───── PROVIDED PASSAGE ─────

화학공학소재연구정보센터
Separation and Purification Technology, Vol.118, 627-638, 2013
Application of quantitative structure-property relationships (QSPRs) to predict the rejection of organic solutes by nanofiltration
Recent interest in quantitative structure property/activity relationship (QSPR/QSAR) models to predict the removal of organic contaminants by membrane processes has highlighted the need to develop models applicable to different operating conditions, such as flux. In this study, two types of QSPR models were developed to predict removal of nonionic organic compounds by a nanofiltration membrane (NF270) including: (1) QSPR models with flux as an independent (or predictor) variable; and (2) QSPR models to predict fitting parameters of a fundamental model (i.e., Spiegler-Kedem model). Rejection data for 67 nonionic organic compounds and an NF membrane at five solvent fluxes (10-120 L m(-2)h(-1)) were generated and used for model development and validation. In order to select the best statistical method to develop QSPRs, several models were developed using multiple linear regression (MLR), partial least squares (PLS), and artificial neural network (ANN) with molecular descriptors selected by different methods (i.e., filtering, hybrid, and wrapper methods). The most effective linear and nonlinear models were developed using PLS and ANN with molecular descriptors selected by variable importance plot and feed forward selection. The rejection of nonionic compounds with minimal solute-membrane affinity could be described by permeate flux, and a compound's molecular depth and diffusion coefficient. Fitting parameters of Spiegler-Kedem model (reflection coefficient and permeability coefficient) could be best described by size parameters and diffusivity. These results indicate that the rejection of the majority of the nonionic organic compounds evaluated was mainly due to size exclusion. Generally, both QSPR methods developed during this study were found to be effective methods for predicting solute rejection by the nanofiltration membrane, and nonlinear models provided better fits (based on statistical parameters) of both training and validation rejection datasets. (C) 2013 Elsevier B.V. All rights reserved.

───── EXCERPTED RECORDS ─────

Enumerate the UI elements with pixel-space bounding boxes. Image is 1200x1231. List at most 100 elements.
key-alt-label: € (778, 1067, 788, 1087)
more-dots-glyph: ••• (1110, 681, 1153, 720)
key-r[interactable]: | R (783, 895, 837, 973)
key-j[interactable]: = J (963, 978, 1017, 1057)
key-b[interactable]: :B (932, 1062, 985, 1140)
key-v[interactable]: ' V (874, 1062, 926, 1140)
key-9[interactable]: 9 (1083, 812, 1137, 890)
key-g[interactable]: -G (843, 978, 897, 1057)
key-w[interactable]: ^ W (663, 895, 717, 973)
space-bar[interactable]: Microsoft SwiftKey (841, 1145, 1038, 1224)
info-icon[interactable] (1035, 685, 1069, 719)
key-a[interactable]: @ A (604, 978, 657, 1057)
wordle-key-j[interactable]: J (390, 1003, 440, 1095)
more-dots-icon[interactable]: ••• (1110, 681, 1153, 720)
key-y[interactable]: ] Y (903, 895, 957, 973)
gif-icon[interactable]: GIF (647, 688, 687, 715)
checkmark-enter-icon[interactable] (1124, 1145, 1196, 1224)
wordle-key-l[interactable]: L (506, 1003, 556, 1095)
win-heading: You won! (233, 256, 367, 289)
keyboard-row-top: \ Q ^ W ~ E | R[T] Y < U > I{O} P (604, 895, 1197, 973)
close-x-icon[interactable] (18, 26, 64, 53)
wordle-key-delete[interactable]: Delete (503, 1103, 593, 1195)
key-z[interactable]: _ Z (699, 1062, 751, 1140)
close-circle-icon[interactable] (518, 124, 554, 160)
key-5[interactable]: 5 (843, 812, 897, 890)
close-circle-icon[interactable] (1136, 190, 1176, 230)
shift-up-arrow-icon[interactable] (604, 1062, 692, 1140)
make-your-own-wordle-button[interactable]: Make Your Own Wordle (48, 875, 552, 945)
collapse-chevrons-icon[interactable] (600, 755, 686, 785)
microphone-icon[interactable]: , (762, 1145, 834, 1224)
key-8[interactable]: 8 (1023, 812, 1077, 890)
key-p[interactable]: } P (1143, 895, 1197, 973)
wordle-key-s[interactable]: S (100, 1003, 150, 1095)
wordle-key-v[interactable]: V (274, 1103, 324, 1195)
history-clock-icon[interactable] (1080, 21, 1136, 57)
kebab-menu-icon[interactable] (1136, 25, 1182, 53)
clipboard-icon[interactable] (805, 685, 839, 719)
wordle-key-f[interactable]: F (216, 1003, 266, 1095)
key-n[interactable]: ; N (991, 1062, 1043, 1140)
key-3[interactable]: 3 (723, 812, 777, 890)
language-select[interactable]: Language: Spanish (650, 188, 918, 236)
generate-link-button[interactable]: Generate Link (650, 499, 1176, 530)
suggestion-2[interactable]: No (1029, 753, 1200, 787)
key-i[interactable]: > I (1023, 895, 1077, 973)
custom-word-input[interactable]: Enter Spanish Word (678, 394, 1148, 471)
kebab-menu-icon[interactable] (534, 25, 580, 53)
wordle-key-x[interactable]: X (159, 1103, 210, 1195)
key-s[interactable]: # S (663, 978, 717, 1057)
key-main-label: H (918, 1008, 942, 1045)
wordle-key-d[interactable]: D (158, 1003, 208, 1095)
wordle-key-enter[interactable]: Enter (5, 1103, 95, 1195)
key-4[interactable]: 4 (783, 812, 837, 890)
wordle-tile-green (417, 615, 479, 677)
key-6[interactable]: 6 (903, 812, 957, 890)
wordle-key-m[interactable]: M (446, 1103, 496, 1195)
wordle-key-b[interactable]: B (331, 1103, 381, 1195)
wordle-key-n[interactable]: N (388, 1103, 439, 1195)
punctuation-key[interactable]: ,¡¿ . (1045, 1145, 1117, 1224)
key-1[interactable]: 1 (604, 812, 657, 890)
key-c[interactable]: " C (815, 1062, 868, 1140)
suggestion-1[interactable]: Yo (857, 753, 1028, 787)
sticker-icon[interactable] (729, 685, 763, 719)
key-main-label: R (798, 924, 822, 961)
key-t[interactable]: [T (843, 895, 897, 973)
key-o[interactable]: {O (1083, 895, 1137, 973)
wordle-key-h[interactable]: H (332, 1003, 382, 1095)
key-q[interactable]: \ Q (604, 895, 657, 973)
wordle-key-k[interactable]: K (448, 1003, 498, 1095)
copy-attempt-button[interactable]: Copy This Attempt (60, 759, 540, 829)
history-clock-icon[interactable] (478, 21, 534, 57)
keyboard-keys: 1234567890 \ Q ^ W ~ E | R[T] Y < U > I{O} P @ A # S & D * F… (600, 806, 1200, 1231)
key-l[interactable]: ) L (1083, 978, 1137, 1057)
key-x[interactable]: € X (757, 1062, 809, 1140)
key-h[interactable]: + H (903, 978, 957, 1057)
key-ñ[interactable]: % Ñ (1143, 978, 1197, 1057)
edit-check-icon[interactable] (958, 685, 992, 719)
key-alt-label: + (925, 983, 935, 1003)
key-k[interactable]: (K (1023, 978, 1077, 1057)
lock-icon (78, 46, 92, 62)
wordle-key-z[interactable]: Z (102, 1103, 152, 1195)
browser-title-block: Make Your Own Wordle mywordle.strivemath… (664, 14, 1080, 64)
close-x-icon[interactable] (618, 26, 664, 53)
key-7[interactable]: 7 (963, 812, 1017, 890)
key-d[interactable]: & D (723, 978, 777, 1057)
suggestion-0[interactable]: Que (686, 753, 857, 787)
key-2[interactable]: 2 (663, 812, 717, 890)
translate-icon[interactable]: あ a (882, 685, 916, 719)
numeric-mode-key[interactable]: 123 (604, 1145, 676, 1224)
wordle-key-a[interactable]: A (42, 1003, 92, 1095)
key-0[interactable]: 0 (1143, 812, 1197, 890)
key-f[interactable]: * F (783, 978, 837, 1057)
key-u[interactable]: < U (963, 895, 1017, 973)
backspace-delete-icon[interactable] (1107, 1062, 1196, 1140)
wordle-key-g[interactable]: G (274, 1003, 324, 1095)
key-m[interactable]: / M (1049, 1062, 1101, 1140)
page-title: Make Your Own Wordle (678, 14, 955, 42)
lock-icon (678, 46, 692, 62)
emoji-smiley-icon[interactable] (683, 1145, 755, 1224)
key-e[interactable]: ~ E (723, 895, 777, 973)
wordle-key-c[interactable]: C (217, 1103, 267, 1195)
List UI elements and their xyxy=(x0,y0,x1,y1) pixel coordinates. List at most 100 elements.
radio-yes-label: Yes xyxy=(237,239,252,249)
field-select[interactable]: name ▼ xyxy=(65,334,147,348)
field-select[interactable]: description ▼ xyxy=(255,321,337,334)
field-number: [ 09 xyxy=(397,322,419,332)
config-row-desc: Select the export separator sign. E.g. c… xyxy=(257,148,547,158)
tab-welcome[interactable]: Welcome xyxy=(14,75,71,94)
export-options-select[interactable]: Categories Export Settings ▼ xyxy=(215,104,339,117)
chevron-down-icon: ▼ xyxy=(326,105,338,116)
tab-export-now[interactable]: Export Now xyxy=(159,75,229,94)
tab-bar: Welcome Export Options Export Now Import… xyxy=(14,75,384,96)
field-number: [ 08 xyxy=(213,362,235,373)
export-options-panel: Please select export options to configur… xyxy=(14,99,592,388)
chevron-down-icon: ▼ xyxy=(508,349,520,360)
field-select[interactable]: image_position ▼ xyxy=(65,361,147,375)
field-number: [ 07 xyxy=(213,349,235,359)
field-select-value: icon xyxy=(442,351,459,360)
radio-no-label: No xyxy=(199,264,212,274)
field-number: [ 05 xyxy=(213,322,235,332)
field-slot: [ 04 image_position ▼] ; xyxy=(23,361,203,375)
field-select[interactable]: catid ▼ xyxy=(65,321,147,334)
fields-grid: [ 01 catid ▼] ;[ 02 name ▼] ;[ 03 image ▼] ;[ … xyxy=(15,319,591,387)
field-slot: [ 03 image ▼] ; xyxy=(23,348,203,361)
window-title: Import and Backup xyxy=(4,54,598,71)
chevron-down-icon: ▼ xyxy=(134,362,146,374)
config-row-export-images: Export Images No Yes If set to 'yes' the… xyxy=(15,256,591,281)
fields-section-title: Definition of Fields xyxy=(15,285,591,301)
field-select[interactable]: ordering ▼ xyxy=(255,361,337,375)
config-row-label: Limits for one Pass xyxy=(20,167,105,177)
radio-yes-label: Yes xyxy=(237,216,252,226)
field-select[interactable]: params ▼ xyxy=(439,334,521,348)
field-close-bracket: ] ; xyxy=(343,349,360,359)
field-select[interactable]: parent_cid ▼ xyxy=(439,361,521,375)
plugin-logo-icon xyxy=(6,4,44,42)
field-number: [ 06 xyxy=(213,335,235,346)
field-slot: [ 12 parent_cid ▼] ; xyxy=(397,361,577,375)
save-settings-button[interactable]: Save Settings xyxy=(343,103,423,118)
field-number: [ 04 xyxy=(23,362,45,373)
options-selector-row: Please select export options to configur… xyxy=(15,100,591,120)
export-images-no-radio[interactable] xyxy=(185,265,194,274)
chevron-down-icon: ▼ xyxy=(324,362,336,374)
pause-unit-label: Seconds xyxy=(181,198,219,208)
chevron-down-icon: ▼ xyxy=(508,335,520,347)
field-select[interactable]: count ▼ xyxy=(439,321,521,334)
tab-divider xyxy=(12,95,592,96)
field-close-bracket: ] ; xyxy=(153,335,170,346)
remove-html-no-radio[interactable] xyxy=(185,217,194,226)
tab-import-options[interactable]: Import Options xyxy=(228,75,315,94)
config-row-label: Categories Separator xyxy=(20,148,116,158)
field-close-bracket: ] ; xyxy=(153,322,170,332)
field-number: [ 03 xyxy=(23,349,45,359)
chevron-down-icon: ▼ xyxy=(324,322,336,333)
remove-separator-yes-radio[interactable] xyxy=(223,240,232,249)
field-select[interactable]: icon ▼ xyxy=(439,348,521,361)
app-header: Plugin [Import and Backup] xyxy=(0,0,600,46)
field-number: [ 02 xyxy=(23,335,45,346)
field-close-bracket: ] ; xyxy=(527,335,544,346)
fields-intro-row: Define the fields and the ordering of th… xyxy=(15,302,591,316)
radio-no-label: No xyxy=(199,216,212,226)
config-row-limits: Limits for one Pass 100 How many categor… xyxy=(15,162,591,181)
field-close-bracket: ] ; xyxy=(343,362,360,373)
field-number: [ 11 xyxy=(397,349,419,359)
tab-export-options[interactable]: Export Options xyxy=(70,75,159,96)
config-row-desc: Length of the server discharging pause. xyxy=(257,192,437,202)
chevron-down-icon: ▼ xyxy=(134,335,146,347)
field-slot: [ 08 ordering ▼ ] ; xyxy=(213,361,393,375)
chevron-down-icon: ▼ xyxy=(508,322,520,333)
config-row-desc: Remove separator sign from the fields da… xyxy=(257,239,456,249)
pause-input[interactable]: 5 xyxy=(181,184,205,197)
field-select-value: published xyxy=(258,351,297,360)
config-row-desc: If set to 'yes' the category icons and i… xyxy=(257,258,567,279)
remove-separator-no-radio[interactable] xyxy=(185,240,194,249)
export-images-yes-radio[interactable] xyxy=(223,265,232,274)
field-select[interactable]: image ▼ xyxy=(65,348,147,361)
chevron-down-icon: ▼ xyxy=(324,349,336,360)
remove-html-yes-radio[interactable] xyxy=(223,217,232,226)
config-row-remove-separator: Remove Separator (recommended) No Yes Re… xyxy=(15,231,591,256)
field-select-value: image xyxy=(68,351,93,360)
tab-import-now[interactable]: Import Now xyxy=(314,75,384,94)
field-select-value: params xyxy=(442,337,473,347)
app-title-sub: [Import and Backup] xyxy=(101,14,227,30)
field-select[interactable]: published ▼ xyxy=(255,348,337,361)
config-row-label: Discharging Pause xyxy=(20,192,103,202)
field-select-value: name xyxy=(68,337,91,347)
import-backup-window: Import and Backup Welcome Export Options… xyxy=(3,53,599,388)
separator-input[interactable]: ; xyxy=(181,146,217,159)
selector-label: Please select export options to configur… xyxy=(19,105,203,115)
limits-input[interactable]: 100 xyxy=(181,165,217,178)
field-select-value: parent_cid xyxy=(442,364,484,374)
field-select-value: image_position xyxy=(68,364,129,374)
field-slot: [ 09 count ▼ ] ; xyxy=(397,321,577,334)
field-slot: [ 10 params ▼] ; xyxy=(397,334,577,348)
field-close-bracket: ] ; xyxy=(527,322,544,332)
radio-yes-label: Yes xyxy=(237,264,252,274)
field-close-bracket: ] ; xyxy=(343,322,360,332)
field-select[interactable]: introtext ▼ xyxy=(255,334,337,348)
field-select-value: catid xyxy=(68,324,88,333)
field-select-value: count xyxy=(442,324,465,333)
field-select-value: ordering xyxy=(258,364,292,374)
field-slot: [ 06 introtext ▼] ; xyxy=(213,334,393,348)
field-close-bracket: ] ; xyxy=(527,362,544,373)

─────

*PROBLEMS AND TASKS*
a - According to the nanofiltration abstract above, for how many nonionic organic compounds were rejection data generated?
b - List every statistical method that the nanofiltration abstract above says was used to develop the QSPR models.

*WRITTEN ANSWERS*
a - 67

b - Multiple linear regression (MLR), partial least squares (PLS), artificial neural network (ANN)